[Data entries]
---*---

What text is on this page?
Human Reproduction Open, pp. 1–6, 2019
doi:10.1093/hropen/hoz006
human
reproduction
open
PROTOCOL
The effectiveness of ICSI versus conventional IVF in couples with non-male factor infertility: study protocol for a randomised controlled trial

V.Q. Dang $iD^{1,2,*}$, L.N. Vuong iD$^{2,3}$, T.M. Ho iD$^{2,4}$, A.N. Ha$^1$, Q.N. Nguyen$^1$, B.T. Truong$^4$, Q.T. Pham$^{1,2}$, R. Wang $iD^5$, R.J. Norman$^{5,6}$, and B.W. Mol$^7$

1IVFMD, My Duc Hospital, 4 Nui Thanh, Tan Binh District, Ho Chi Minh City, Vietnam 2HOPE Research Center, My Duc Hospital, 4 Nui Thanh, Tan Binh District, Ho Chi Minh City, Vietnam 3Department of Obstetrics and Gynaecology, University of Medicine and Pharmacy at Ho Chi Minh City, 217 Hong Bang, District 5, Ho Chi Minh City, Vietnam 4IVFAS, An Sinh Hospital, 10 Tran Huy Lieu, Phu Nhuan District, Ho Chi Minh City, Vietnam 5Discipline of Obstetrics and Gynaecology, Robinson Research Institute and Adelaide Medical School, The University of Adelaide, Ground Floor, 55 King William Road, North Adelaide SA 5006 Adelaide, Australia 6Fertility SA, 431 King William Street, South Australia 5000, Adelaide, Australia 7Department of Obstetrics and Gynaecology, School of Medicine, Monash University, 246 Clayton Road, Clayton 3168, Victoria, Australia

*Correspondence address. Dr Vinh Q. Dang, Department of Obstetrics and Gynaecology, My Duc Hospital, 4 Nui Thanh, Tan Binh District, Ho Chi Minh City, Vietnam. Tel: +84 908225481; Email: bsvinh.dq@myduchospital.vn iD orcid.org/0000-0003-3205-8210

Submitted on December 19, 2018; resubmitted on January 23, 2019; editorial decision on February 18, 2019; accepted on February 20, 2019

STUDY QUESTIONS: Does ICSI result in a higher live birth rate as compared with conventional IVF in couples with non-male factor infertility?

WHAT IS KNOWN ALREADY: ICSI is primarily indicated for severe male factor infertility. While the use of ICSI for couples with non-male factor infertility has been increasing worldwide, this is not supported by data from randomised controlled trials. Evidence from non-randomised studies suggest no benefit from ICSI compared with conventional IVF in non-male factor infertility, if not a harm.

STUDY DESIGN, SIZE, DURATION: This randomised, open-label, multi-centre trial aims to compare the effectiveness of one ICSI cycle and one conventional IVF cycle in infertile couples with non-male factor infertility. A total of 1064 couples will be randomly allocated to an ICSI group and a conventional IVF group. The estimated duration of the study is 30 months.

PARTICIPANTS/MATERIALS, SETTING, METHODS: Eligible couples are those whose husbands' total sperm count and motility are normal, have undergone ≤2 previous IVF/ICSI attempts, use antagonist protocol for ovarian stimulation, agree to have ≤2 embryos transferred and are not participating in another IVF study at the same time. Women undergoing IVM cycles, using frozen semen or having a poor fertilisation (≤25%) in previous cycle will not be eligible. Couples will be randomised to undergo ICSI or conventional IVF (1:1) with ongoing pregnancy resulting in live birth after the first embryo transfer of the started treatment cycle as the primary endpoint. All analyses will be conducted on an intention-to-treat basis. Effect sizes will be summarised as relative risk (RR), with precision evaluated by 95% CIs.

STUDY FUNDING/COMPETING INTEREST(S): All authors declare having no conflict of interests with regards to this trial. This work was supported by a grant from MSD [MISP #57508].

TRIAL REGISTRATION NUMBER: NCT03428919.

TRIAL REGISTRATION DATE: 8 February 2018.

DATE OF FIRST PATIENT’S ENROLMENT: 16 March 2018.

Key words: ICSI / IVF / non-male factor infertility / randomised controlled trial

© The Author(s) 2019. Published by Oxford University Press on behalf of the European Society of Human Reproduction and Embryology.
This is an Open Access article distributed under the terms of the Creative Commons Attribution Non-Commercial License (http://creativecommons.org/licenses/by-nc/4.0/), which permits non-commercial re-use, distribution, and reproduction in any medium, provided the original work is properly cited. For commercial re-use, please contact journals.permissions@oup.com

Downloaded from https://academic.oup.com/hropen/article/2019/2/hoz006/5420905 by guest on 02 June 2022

---*---

§ GIVEN PROBLEM
Repeat the records above in full, character for character.

§ COMPLETE OUTPUT
What text is on this page?
Human Reproduction Open, pp. 1–6, 2019
doi:10.1093/hropen/hoz006
human
reproduction
open
PROTOCOL
The effectiveness of ICSI versus conventional IVF in couples with non-male factor infertility: study protocol for a randomised controlled trial

V.Q. Dang $iD^{1,2,*}$, L.N. Vuong iD$^{2,3}$, T.M. Ho iD$^{2,4}$, A.N. Ha$^1$, Q.N. Nguyen$^1$, B.T. Truong$^4$, Q.T. Pham$^{1,2}$, R. Wang $iD^5$, R.J. Norman$^{5,6}$, and B.W. Mol$^7$

1IVFMD, My Duc Hospital, 4 Nui Thanh, Tan Binh District, Ho Chi Minh City, Vietnam 2HOPE Research Center, My Duc Hospital, 4 Nui Thanh, Tan Binh District, Ho Chi Minh City, Vietnam 3Department of Obstetrics and Gynaecology, University of Medicine and Pharmacy at Ho Chi Minh City, 217 Hong Bang, District 5, Ho Chi Minh City, Vietnam 4IVFAS, An Sinh Hospital, 10 Tran Huy Lieu, Phu Nhuan District, Ho Chi Minh City, Vietnam 5Discipline of Obstetrics and Gynaecology, Robinson Research Institute and Adelaide Medical School, The University of Adelaide, Ground Floor, 55 King William Road, North Adelaide SA 5006 Adelaide, Australia 6Fertility SA, 431 King William Street, South Australia 5000, Adelaide, Australia 7Department of Obstetrics and Gynaecology, School of Medicine, Monash University, 246 Clayton Road, Clayton 3168, Victoria, Australia

*Correspondence address. Dr Vinh Q. Dang, Department of Obstetrics and Gynaecology, My Duc Hospital, 4 Nui Thanh, Tan Binh District, Ho Chi Minh City, Vietnam. Tel: +84 908225481; Email: bsvinh.dq@myduchospital.vn iD orcid.org/0000-0003-3205-8210

Submitted on December 19, 2018; resubmitted on January 23, 2019; editorial decision on February 18, 2019; accepted on February 20, 2019

STUDY QUESTIONS: Does ICSI result in a higher live birth rate as compared with conventional IVF in couples with non-male factor infertility?

WHAT IS KNOWN ALREADY: ICSI is primarily indicated for severe male factor infertility. While the use of ICSI for couples with non-male factor infertility has been increasing worldwide, this is not supported by data from randomised controlled trials. Evidence from non-randomised studies suggest no benefit from ICSI compared with conventional IVF in non-male factor infertility, if not a harm.

STUDY DESIGN, SIZE, DURATION: This randomised, open-label, multi-centre trial aims to compare the effectiveness of one ICSI cycle and one conventional IVF cycle in infertile couples with non-male factor infertility. A total of 1064 couples will be randomly allocated to an ICSI group and a conventional IVF group. The estimated duration of the study is 30 months.

PARTICIPANTS/MATERIALS, SETTING, METHODS: Eligible couples are those whose husbands' total sperm count and motility are normal, have undergone ≤2 previous IVF/ICSI attempts, use antagonist protocol for ovarian stimulation, agree to have ≤2 embryos transferred and are not participating in another IVF study at the same time. Women undergoing IVM cycles, using frozen semen or having a poor fertilisation (≤25%) in previous cycle will not be eligible. Couples will be randomised to undergo ICSI or conventional IVF (1:1) with ongoing pregnancy resulting in live birth after the first embryo transfer of the started treatment cycle as the primary endpoint. All analyses will be conducted on an intention-to-treat basis. Effect sizes will be summarised as relative risk (RR), with precision evaluated by 95% CIs.

STUDY FUNDING/COMPETING INTEREST(S): All authors declare having no conflict of interests with regards to this trial. This work was supported by a grant from MSD [MISP #57508].

TRIAL REGISTRATION NUMBER: NCT03428919.

TRIAL REGISTRATION DATE: 8 February 2018.

DATE OF FIRST PATIENT’S ENROLMENT: 16 March 2018.

Key words: ICSI / IVF / non-male factor infertility / randomised controlled trial

© The Author(s) 2019. Published by Oxford University Press on behalf of the European Society of Human Reproduction and Embryology.
This is an Open Access article distributed under the terms of the Creative Commons Attribution Non-Commercial License (http://creativecommons.org/licenses/by-nc/4.0/), which permits non-commercial re-use, distribution, and reproduction in any medium, provided the original work is properly cited. For commercial re-use, please contact journals.permissions@oup.com

Downloaded from https://academic.oup.com/hropen/article/2019/2/hoz006/5420905 by guest on 02 June 2022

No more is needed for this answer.